***** Input for this task
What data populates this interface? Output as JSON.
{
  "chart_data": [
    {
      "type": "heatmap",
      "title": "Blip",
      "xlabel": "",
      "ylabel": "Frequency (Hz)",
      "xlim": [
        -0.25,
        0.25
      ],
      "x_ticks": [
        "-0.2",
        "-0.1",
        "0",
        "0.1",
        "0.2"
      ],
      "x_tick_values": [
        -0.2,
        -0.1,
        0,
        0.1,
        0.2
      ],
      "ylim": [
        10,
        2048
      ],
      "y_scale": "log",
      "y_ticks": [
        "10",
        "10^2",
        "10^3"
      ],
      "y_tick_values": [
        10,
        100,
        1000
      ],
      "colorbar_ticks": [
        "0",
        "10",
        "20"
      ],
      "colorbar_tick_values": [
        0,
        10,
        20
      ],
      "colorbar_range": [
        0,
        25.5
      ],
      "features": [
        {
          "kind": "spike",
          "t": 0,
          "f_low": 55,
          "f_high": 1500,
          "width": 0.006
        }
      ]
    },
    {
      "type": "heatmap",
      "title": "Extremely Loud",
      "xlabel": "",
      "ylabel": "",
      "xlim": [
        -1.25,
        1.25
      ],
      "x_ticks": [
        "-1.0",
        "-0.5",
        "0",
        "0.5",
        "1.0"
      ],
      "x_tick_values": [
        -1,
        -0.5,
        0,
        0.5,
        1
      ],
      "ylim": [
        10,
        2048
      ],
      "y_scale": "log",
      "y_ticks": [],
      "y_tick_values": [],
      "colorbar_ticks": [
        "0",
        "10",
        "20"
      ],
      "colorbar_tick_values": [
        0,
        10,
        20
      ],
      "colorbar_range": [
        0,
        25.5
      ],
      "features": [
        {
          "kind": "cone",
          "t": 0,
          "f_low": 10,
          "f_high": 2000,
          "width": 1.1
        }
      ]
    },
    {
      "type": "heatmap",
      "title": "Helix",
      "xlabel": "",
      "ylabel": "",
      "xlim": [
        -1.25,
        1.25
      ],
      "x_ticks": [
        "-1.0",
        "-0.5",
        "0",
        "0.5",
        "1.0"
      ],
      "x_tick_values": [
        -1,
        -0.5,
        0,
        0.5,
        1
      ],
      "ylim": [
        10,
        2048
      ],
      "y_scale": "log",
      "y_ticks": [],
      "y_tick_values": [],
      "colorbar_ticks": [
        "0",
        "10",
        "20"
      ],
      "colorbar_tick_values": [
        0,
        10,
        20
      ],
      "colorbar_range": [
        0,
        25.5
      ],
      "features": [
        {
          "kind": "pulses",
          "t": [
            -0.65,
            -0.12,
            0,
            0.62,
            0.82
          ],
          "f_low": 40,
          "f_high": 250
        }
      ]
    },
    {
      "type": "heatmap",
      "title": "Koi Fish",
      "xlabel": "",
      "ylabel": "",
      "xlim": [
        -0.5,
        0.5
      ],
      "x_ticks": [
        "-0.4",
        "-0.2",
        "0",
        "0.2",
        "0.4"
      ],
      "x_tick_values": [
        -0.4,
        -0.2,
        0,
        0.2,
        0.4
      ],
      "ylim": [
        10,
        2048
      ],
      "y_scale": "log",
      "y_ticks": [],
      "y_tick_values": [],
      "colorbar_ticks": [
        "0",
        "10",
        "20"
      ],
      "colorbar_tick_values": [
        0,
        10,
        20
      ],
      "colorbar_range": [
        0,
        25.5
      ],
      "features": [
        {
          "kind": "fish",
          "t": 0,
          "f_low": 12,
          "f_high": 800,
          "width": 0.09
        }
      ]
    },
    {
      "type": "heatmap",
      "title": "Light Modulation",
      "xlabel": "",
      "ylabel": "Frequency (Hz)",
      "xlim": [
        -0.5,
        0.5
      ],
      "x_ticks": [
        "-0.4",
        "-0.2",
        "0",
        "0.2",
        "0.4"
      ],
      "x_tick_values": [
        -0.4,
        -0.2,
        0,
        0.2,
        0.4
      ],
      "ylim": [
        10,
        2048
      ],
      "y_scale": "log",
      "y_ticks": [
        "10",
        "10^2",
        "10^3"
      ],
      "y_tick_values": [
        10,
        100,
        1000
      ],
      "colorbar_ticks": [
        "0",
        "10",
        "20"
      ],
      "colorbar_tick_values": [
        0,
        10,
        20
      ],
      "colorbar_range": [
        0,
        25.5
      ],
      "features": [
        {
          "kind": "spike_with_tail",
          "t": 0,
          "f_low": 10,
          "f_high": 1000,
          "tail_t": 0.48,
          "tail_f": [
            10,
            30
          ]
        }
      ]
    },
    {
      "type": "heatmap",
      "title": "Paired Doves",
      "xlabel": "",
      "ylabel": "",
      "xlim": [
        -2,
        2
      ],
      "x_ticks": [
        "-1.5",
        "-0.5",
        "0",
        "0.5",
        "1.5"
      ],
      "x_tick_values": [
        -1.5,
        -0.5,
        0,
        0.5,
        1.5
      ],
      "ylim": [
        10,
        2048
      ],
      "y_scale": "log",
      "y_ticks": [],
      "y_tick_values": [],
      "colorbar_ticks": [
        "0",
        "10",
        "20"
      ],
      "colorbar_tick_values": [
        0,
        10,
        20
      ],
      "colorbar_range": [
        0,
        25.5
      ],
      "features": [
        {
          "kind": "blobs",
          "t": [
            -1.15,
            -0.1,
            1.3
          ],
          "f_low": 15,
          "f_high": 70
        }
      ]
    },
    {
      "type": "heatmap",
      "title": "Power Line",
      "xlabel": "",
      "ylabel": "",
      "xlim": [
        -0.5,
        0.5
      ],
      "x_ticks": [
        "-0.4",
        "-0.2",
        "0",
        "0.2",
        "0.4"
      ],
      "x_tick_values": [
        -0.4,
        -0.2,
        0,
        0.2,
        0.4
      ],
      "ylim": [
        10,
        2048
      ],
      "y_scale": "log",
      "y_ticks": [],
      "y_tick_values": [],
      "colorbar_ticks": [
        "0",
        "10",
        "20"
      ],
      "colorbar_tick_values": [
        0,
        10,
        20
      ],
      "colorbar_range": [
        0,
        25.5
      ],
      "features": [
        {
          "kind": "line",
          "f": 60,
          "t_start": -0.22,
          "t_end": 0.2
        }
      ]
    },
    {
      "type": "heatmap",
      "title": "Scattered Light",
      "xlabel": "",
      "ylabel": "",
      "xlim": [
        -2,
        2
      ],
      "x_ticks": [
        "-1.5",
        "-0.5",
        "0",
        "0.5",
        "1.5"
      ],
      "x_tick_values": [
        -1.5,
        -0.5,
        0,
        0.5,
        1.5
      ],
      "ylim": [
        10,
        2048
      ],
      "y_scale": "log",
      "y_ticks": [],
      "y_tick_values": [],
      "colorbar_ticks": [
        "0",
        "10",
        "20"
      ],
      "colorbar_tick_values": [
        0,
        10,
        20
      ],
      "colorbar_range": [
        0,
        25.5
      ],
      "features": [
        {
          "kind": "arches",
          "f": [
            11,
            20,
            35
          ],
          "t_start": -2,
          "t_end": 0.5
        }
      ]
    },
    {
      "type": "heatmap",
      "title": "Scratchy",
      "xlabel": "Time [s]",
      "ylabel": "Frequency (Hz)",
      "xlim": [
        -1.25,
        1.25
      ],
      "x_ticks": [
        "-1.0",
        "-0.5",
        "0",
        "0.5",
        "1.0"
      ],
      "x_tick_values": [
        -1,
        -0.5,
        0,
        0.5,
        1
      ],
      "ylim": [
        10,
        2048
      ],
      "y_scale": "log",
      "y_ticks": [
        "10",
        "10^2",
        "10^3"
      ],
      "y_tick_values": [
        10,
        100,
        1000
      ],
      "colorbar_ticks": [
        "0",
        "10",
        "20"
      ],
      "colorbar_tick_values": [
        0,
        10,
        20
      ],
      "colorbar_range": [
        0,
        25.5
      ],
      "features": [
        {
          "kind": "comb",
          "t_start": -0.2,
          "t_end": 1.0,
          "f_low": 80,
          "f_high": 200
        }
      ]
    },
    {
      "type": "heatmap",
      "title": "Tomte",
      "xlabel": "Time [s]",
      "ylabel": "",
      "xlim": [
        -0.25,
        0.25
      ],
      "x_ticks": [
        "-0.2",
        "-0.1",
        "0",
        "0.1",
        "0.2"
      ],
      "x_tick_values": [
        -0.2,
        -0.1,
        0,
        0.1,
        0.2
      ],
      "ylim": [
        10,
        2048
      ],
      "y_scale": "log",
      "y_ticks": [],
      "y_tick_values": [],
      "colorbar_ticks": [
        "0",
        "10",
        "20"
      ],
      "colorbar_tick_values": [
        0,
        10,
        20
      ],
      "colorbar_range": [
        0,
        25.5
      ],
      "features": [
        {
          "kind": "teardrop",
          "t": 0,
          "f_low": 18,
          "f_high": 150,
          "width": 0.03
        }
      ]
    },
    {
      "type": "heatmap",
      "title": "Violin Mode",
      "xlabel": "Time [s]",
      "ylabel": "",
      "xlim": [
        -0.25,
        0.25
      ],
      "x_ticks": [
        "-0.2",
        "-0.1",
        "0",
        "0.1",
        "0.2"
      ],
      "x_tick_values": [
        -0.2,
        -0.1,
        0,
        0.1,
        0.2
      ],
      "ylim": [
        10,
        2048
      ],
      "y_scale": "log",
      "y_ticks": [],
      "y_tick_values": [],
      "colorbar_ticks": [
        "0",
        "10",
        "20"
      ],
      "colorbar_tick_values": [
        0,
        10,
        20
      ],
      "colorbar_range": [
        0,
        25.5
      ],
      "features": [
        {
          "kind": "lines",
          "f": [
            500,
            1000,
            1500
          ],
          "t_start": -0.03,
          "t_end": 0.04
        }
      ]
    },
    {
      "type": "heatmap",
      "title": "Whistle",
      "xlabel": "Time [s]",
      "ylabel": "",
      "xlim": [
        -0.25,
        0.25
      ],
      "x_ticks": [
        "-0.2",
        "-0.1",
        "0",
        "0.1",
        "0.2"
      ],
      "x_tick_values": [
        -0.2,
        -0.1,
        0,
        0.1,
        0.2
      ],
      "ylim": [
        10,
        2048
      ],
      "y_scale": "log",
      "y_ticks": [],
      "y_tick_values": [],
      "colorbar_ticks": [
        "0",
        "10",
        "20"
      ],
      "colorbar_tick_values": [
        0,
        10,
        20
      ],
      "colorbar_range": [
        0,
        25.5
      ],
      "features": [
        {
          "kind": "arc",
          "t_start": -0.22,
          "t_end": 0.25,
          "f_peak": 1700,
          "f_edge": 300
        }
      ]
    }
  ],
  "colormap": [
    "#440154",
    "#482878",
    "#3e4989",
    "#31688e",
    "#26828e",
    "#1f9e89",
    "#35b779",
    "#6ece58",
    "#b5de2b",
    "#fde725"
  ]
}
**********
### Brief
Filter for "kind". Return all lines that hold it.

### Solved problem
          "kind": "spike",
          "kind": "cone",
          "kind": "pulses",
          "kind": "fish",
          "kind": "spike_with_tail",
          "kind": "blobs",
          "kind": "line",
          "kind": "arches",
          "kind": "comb",
          "kind": "teardrop",
          "kind": "lines",
          "kind": "arc",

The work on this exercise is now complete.